◆ Exercise description: Reproduce every line of the listing below without any changes.
begin
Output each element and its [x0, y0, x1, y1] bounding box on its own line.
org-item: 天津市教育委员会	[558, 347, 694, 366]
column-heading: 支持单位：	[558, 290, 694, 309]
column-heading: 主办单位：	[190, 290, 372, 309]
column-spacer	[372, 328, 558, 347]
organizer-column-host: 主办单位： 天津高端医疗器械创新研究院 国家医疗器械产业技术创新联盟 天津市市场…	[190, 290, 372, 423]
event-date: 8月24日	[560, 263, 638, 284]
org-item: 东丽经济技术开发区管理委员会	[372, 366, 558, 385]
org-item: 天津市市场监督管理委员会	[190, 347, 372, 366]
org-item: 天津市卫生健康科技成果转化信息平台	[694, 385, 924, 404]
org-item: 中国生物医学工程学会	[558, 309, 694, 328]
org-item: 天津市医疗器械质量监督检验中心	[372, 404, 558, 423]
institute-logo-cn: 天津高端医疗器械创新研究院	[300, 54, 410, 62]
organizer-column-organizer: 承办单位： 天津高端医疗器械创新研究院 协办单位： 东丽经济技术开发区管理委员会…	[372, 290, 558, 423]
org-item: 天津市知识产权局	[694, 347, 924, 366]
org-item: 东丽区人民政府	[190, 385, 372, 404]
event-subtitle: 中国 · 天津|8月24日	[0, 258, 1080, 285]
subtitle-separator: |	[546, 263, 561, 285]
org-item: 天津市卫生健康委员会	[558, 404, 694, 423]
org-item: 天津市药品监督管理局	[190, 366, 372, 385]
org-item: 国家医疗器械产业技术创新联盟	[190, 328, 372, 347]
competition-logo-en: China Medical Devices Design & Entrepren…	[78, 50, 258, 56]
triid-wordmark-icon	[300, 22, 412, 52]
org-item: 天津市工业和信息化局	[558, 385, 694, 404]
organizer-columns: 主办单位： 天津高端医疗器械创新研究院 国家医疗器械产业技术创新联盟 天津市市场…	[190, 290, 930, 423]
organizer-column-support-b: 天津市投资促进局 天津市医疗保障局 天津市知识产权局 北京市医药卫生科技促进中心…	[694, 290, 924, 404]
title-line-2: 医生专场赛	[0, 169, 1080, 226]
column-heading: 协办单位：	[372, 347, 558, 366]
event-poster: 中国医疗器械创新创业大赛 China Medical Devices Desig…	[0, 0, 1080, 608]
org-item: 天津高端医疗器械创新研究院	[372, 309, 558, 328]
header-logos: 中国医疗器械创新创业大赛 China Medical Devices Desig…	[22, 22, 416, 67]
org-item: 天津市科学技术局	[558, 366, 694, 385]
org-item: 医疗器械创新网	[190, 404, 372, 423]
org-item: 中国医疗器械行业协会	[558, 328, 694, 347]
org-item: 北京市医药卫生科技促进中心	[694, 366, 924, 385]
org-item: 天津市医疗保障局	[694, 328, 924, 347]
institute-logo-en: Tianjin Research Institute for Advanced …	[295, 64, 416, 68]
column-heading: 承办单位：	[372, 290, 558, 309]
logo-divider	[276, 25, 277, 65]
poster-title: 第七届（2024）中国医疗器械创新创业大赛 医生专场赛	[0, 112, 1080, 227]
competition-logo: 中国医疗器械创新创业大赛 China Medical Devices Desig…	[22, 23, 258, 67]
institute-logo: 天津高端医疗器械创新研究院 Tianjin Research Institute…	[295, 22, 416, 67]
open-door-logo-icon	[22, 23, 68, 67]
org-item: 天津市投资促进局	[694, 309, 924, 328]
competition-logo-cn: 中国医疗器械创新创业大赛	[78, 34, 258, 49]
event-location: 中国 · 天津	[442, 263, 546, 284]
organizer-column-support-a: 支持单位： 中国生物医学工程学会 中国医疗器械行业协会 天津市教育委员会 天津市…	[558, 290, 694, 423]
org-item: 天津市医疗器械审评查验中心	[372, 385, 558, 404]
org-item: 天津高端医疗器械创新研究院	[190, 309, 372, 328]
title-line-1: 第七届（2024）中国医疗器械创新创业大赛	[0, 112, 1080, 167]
end
◆ Written response:
Output each element and its [x0, y0, x1, y1] bounding box on its own line.
org-item: 天津市教育委员会	[558, 347, 694, 366]
column-heading: 支持单位：	[558, 290, 694, 309]
column-heading: 主办单位：	[190, 290, 372, 309]
column-spacer	[372, 328, 558, 347]
organizer-column-host: 主办单位： 天津高端医疗器械创新研究院 国家医疗器械产业技术创新联盟 天津市市场…	[190, 290, 372, 423]
event-date: 8月24日	[560, 263, 638, 284]
org-item: 东丽经济技术开发区管理委员会	[372, 366, 558, 385]
org-item: 天津市市场监督管理委员会	[190, 347, 372, 366]
org-item: 天津市卫生健康科技成果转化信息平台	[694, 385, 924, 404]
org-item: 中国生物医学工程学会	[558, 309, 694, 328]
org-item: 天津市医疗器械质量监督检验中心	[372, 404, 558, 423]
institute-logo-cn: 天津高端医疗器械创新研究院	[300, 54, 410, 62]
organizer-column-organizer: 承办单位： 天津高端医疗器械创新研究院 协办单位： 东丽经济技术开发区管理委员会…	[372, 290, 558, 423]
org-item: 天津市知识产权局	[694, 347, 924, 366]
org-item: 东丽区人民政府	[190, 385, 372, 404]
event-subtitle: 中国 · 天津|8月24日	[0, 258, 1080, 285]
subtitle-separator: |	[546, 263, 561, 285]
org-item: 天津市卫生健康委员会	[558, 404, 694, 423]
org-item: 天津市药品监督管理局	[190, 366, 372, 385]
org-item: 国家医疗器械产业技术创新联盟	[190, 328, 372, 347]
competition-logo-en: China Medical Devices Design & Entrepren…	[78, 50, 258, 56]
triid-wordmark-icon	[300, 22, 412, 52]
org-item: 天津市工业和信息化局	[558, 385, 694, 404]
organizer-columns: 主办单位： 天津高端医疗器械创新研究院 国家医疗器械产业技术创新联盟 天津市市场…	[190, 290, 930, 423]
organizer-column-support-b: 天津市投资促进局 天津市医疗保障局 天津市知识产权局 北京市医药卫生科技促进中心…	[694, 290, 924, 404]
title-line-2: 医生专场赛	[0, 169, 1080, 226]
column-heading: 协办单位：	[372, 347, 558, 366]
event-poster: 中国医疗器械创新创业大赛 China Medical Devices Desig…	[0, 0, 1080, 608]
org-item: 天津高端医疗器械创新研究院	[372, 309, 558, 328]
header-logos: 中国医疗器械创新创业大赛 China Medical Devices Desig…	[22, 22, 416, 67]
org-item: 天津市科学技术局	[558, 366, 694, 385]
org-item: 医疗器械创新网	[190, 404, 372, 423]
org-item: 中国医疗器械行业协会	[558, 328, 694, 347]
org-item: 北京市医药卫生科技促进中心	[694, 366, 924, 385]
org-item: 天津市医疗保障局	[694, 328, 924, 347]
institute-logo-en: Tianjin Research Institute for Advanced …	[295, 64, 416, 68]
column-heading: 承办单位：	[372, 290, 558, 309]
logo-divider	[276, 25, 277, 65]
poster-title: 第七届（2024）中国医疗器械创新创业大赛 医生专场赛	[0, 112, 1080, 227]
competition-logo: 中国医疗器械创新创业大赛 China Medical Devices Desig…	[22, 23, 258, 67]
institute-logo: 天津高端医疗器械创新研究院 Tianjin Research Institute…	[295, 22, 416, 67]
open-door-logo-icon	[22, 23, 68, 67]
org-item: 天津市投资促进局	[694, 309, 924, 328]
competition-logo-cn: 中国医疗器械创新创业大赛	[78, 34, 258, 49]
event-location: 中国 · 天津	[442, 263, 546, 284]
organizer-column-support-a: 支持单位： 中国生物医学工程学会 中国医疗器械行业协会 天津市教育委员会 天津市…	[558, 290, 694, 423]
org-item: 天津市医疗器械审评查验中心	[372, 385, 558, 404]
org-item: 天津高端医疗器械创新研究院	[190, 309, 372, 328]
title-line-1: 第七届（2024）中国医疗器械创新创业大赛	[0, 112, 1080, 167]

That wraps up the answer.